__ENTRIES__.
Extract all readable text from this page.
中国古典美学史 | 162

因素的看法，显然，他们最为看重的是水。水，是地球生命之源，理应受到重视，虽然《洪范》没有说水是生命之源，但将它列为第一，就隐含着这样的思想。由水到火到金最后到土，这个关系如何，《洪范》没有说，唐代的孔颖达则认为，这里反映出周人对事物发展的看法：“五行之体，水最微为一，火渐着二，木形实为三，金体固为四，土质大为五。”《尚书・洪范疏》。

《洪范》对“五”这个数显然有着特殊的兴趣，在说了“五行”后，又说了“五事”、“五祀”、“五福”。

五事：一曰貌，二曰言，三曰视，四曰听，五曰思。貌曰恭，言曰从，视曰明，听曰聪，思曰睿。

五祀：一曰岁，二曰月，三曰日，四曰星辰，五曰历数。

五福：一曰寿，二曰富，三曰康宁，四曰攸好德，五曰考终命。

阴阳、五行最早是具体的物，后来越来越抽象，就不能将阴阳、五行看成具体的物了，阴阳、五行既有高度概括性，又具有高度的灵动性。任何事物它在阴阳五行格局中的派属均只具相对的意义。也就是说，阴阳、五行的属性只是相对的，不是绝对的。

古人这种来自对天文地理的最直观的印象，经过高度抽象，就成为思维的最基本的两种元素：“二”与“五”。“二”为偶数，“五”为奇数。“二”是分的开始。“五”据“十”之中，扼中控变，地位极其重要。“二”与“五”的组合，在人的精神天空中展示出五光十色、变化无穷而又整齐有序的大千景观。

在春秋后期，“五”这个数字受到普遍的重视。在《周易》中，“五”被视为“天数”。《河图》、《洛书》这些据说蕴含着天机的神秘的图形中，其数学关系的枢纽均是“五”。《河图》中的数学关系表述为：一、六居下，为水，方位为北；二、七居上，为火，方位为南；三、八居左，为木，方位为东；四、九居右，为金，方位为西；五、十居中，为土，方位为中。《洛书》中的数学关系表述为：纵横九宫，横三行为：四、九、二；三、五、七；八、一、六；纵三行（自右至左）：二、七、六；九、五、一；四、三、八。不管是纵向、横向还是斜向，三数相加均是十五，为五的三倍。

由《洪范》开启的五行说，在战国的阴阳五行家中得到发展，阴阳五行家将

__EXERCISE INSTRUCTIONS__.
Please output the entire listing exactly as it stands.

__ANSWER TO THIS PROBLEM__.
Extract all readable text from this page.
中国古典美学史 | 162

因素的看法，显然，他们最为看重的是水。水，是地球生命之源，理应受到重视，虽然《洪范》没有说水是生命之源，但将它列为第一，就隐含着这样的思想。由水到火到金最后到土，这个关系如何，《洪范》没有说，唐代的孔颖达则认为，这里反映出周人对事物发展的看法：“五行之体，水最微为一，火渐着二，木形实为三，金体固为四，土质大为五。”《尚书・洪范疏》。

《洪范》对“五”这个数显然有着特殊的兴趣，在说了“五行”后，又说了“五事”、“五祀”、“五福”。

五事：一曰貌，二曰言，三曰视，四曰听，五曰思。貌曰恭，言曰从，视曰明，听曰聪，思曰睿。

五祀：一曰岁，二曰月，三曰日，四曰星辰，五曰历数。

五福：一曰寿，二曰富，三曰康宁，四曰攸好德，五曰考终命。

阴阳、五行最早是具体的物，后来越来越抽象，就不能将阴阳、五行看成具体的物了，阴阳、五行既有高度概括性，又具有高度的灵动性。任何事物它在阴阳五行格局中的派属均只具相对的意义。也就是说，阴阳、五行的属性只是相对的，不是绝对的。

古人这种来自对天文地理的最直观的印象，经过高度抽象，就成为思维的最基本的两种元素：“二”与“五”。“二”为偶数，“五”为奇数。“二”是分的开始。“五”据“十”之中，扼中控变，地位极其重要。“二”与“五”的组合，在人的精神天空中展示出五光十色、变化无穷而又整齐有序的大千景观。

在春秋后期，“五”这个数字受到普遍的重视。在《周易》中，“五”被视为“天数”。《河图》、《洛书》这些据说蕴含着天机的神秘的图形中，其数学关系的枢纽均是“五”。《河图》中的数学关系表述为：一、六居下，为水，方位为北；二、七居上，为火，方位为南；三、八居左，为木，方位为东；四、九居右，为金，方位为西；五、十居中，为土，方位为中。《洛书》中的数学关系表述为：纵横九宫，横三行为：四、九、二；三、五、七；八、一、六；纵三行（自右至左）：二、七、六；九、五、一；四、三、八。不管是纵向、横向还是斜向，三数相加均是十五，为五的三倍。

由《洪范》开启的五行说，在战国的阴阳五行家中得到发展，阴阳五行家将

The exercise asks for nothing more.